• _Written problem_
Omit any picture, and return the remaining data exactly as written.

• _Entries supplied_
···

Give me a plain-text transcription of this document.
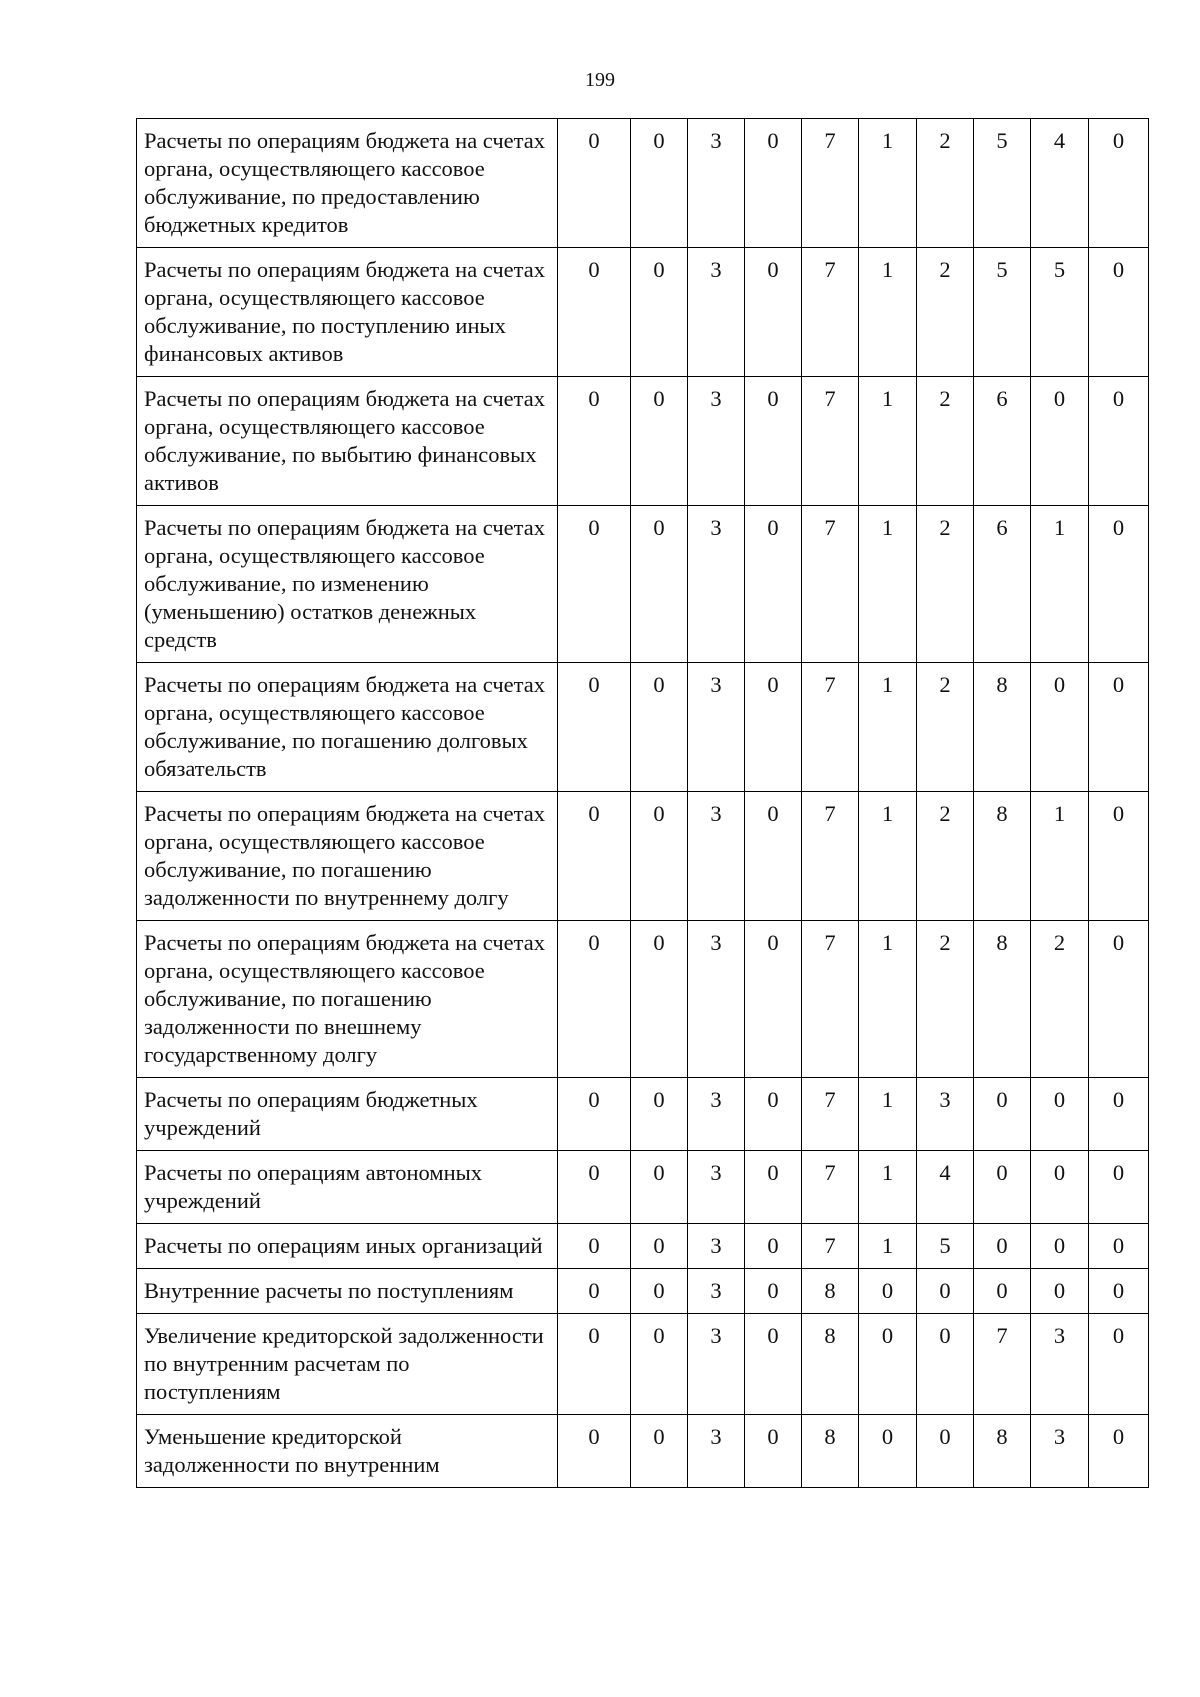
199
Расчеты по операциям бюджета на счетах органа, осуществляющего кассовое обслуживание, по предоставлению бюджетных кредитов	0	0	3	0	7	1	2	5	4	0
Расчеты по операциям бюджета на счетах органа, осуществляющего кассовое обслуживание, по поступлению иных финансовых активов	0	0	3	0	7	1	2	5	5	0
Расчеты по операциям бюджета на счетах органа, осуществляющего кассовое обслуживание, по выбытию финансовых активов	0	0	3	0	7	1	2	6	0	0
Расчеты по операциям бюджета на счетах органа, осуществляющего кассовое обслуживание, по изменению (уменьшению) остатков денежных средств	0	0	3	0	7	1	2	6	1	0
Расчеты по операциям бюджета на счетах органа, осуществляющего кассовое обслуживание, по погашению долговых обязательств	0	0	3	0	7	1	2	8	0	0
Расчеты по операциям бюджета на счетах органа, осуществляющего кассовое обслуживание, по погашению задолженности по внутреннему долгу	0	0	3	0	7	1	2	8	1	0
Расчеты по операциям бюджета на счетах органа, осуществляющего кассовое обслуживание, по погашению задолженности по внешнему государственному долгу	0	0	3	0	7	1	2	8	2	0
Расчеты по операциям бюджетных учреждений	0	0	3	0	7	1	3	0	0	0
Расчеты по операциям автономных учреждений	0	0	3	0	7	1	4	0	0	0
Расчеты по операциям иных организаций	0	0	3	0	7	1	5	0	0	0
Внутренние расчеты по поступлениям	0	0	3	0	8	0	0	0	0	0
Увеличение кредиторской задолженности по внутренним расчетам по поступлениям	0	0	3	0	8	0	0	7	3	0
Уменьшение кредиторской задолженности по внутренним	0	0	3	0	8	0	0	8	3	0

···

• _Exercise answer_
Give me a plain-text transcription of this document.
199
Расчеты по операциям бюджета на счетах органа, осуществляющего кассовое обслуживание, по предоставлению бюджетных кредитов	0	0	3	0	7	1	2	5	4	0
Расчеты по операциям бюджета на счетах органа, осуществляющего кассовое обслуживание, по поступлению иных финансовых активов	0	0	3	0	7	1	2	5	5	0
Расчеты по операциям бюджета на счетах органа, осуществляющего кассовое обслуживание, по выбытию финансовых активов	0	0	3	0	7	1	2	6	0	0
Расчеты по операциям бюджета на счетах органа, осуществляющего кассовое обслуживание, по изменению (уменьшению) остатков денежных средств	0	0	3	0	7	1	2	6	1	0
Расчеты по операциям бюджета на счетах органа, осуществляющего кассовое обслуживание, по погашению долговых обязательств	0	0	3	0	7	1	2	8	0	0
Расчеты по операциям бюджета на счетах органа, осуществляющего кассовое обслуживание, по погашению задолженности по внутреннему долгу	0	0	3	0	7	1	2	8	1	0
Расчеты по операциям бюджета на счетах органа, осуществляющего кассовое обслуживание, по погашению задолженности по внешнему государственному долгу	0	0	3	0	7	1	2	8	2	0
Расчеты по операциям бюджетных учреждений	0	0	3	0	7	1	3	0	0	0
Расчеты по операциям автономных учреждений	0	0	3	0	7	1	4	0	0	0
Расчеты по операциям иных организаций	0	0	3	0	7	1	5	0	0	0
Внутренние расчеты по поступлениям	0	0	3	0	8	0	0	0	0	0
Увеличение кредиторской задолженности по внутренним расчетам по поступлениям	0	0	3	0	8	0	0	7	3	0
Уменьшение кредиторской задолженности по внутренним	0	0	3	0	8	0	0	8	3	0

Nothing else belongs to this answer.